─── Provided entries

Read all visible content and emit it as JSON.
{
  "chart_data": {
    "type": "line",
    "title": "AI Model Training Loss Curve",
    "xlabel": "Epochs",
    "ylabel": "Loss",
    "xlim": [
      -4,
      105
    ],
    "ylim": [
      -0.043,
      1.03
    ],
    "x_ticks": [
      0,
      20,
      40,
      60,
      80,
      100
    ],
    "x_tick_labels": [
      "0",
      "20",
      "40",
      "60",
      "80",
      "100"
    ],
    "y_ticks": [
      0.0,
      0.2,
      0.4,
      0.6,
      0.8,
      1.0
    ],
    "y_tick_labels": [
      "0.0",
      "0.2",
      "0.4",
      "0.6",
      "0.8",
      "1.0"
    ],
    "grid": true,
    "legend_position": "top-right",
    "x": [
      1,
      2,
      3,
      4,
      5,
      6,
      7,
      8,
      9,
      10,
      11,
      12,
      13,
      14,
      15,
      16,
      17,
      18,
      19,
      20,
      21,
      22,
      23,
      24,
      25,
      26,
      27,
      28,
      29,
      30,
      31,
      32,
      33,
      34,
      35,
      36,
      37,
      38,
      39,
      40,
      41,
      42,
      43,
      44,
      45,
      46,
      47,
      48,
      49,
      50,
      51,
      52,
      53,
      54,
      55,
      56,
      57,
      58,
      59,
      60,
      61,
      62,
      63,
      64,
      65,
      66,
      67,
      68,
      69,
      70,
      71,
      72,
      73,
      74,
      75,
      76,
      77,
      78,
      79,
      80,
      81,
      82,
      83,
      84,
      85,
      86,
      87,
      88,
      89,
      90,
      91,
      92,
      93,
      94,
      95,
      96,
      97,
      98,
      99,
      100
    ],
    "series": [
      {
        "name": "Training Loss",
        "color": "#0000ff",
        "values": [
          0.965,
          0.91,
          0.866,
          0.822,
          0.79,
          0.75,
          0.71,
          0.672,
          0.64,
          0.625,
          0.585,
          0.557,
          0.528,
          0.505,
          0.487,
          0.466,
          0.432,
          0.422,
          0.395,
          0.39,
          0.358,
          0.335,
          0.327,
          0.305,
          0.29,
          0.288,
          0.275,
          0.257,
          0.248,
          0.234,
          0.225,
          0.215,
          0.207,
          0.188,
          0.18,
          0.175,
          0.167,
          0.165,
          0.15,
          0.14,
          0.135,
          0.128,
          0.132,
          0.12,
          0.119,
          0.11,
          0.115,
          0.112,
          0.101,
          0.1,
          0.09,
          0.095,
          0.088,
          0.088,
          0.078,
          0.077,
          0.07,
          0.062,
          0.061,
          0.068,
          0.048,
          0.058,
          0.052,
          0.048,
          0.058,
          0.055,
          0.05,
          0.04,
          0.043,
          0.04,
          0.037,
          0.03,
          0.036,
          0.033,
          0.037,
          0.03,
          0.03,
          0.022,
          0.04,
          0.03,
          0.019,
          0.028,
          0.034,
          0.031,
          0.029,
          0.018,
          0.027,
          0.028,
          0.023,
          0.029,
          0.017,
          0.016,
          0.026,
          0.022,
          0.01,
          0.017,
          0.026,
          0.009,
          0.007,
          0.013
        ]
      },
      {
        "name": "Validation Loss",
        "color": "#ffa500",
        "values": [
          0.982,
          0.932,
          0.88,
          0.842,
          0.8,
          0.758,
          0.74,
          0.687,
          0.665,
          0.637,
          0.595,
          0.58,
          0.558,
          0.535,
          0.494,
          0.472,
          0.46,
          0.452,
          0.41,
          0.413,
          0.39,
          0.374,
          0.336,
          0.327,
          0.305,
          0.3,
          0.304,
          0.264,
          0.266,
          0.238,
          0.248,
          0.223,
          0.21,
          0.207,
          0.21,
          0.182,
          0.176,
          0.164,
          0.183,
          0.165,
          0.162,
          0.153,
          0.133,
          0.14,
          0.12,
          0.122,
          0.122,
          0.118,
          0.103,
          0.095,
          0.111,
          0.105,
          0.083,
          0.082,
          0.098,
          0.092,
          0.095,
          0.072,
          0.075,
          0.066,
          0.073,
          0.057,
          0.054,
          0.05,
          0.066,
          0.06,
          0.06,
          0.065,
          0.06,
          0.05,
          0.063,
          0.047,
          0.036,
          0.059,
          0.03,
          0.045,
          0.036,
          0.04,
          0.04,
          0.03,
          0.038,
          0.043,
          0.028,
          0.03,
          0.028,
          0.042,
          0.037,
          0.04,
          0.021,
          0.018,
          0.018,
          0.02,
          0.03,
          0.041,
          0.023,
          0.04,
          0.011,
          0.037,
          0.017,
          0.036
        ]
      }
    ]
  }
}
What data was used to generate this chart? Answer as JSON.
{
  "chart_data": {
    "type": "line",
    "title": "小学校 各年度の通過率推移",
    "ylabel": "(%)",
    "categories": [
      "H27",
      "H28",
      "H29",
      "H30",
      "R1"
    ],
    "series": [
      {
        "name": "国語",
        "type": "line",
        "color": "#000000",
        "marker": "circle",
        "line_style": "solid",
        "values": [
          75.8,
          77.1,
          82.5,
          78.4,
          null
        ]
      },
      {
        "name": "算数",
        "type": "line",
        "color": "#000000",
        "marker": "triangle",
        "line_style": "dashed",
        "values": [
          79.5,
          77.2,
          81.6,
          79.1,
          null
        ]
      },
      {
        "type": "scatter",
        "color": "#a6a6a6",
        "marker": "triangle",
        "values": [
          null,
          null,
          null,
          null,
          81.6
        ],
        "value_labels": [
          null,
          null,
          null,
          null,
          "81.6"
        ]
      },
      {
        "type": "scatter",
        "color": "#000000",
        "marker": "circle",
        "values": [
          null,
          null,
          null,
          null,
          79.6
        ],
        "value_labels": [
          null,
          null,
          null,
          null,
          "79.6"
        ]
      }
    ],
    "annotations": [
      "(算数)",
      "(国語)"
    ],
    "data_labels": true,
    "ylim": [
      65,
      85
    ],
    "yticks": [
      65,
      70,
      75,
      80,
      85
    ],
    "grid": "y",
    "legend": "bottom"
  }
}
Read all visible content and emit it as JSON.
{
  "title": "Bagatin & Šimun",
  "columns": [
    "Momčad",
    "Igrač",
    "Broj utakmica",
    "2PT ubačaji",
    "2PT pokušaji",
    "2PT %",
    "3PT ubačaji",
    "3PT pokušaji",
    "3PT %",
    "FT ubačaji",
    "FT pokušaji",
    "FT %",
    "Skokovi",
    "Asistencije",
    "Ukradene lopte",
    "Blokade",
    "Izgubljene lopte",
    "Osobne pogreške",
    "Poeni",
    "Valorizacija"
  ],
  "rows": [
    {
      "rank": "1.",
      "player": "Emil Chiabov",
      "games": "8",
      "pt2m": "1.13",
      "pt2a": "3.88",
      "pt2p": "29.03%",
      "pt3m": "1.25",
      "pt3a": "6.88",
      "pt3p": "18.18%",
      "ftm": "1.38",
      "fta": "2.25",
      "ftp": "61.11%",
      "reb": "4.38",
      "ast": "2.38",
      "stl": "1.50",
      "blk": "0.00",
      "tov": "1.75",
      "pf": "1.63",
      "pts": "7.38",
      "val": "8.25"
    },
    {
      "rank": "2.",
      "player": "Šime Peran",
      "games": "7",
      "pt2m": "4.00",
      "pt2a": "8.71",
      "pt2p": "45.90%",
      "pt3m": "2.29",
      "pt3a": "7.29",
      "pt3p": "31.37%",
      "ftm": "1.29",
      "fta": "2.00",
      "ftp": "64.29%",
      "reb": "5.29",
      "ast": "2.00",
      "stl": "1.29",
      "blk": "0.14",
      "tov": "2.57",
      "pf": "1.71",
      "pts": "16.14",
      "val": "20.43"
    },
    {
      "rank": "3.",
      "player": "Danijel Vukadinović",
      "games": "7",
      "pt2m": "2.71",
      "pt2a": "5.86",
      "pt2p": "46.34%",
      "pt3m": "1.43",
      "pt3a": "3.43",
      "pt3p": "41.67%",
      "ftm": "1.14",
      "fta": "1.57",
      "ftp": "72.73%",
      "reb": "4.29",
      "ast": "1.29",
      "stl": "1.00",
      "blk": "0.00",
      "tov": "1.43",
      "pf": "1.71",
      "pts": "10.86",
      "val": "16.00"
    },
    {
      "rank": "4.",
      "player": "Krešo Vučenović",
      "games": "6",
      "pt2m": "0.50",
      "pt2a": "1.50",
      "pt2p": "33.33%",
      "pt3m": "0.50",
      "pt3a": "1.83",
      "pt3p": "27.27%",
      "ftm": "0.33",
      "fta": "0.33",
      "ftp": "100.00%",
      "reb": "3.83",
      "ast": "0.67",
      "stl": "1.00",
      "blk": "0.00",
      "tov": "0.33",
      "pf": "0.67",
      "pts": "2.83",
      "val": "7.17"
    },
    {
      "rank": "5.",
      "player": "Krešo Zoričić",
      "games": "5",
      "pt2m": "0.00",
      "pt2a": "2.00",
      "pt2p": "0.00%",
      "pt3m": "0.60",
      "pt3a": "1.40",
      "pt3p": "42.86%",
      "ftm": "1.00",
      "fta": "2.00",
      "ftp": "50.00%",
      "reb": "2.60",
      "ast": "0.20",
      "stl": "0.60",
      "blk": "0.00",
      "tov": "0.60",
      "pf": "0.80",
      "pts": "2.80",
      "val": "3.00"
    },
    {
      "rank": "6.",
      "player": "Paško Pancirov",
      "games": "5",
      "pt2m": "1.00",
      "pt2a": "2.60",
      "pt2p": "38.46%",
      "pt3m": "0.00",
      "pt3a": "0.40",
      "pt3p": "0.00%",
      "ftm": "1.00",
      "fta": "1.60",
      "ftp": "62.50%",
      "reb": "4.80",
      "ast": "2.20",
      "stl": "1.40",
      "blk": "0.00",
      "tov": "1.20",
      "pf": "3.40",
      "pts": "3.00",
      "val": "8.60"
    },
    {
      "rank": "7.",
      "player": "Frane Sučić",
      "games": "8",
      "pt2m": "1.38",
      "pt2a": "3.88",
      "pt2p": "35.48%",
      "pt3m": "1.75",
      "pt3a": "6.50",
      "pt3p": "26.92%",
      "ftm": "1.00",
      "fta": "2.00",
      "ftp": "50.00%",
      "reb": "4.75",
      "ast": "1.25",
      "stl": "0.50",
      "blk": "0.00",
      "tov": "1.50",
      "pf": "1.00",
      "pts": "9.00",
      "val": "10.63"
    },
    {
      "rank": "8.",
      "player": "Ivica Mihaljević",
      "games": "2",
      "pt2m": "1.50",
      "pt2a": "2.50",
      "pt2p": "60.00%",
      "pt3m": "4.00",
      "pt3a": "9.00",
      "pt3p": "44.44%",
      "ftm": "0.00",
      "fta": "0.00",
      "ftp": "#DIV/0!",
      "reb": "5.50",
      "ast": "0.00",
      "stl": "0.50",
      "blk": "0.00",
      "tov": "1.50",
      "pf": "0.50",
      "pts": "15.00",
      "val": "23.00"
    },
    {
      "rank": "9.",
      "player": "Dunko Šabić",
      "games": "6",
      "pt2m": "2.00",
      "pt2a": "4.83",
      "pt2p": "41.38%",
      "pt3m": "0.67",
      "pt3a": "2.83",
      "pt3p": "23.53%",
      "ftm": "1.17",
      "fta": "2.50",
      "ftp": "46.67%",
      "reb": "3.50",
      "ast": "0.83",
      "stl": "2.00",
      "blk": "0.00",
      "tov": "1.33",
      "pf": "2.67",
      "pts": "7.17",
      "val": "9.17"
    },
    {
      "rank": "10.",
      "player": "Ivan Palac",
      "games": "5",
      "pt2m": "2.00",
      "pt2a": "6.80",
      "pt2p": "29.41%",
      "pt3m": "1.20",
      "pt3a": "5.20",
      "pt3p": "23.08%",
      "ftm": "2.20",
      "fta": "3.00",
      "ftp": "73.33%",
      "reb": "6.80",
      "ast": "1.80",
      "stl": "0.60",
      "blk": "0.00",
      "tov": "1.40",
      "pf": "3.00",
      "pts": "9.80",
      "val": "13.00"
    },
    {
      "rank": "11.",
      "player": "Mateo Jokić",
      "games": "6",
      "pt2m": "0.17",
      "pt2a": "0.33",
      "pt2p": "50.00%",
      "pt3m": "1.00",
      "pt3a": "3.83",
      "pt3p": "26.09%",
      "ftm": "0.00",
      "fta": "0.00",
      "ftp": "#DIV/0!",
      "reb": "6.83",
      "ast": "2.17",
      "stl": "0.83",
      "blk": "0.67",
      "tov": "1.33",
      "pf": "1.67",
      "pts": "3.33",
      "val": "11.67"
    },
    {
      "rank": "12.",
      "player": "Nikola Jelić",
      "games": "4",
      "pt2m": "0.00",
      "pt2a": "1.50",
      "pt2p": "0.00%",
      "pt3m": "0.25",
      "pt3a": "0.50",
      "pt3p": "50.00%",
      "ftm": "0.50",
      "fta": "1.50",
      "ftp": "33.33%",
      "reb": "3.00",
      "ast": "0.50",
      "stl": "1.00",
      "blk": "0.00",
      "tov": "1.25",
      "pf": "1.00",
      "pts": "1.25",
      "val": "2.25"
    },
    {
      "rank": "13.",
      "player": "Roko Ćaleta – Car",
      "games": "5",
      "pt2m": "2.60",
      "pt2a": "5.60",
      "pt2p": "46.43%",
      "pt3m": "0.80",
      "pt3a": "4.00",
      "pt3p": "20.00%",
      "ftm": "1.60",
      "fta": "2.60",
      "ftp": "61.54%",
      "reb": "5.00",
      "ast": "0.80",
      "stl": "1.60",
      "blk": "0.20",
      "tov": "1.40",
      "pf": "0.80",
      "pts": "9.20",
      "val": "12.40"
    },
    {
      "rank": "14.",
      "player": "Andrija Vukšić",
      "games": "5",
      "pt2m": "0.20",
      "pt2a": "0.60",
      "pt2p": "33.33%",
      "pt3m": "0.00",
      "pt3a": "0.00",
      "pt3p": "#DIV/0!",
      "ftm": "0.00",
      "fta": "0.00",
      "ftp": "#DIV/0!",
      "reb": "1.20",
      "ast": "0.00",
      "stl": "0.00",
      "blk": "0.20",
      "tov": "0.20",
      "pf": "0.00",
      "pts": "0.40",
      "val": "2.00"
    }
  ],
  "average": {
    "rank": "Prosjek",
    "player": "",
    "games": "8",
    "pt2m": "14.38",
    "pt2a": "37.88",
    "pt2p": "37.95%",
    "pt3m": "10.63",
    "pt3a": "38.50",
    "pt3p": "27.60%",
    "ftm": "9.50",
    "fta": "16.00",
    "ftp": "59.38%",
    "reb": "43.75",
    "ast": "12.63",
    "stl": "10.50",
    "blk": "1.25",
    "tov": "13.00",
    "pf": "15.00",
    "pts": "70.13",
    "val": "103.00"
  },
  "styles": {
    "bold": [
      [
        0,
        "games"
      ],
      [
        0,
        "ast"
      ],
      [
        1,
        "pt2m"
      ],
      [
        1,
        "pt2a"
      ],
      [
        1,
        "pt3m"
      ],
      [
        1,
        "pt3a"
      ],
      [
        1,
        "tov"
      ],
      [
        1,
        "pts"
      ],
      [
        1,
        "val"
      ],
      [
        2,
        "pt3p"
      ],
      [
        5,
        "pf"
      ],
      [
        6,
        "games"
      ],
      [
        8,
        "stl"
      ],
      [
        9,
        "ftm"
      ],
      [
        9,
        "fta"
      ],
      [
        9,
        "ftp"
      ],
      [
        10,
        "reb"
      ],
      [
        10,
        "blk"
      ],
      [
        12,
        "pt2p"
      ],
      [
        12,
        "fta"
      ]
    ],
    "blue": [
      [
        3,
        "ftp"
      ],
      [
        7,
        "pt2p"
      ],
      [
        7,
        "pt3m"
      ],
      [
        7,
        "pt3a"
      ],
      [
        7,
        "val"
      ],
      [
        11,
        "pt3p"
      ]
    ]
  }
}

──────

Stated goal:
Search the entries for the word "name" and pick out every line that holds it.

Correct answer:
        "name": "Training Loss",
        "name": "Validation Loss",
        "name": "国語",
        "name": "算数",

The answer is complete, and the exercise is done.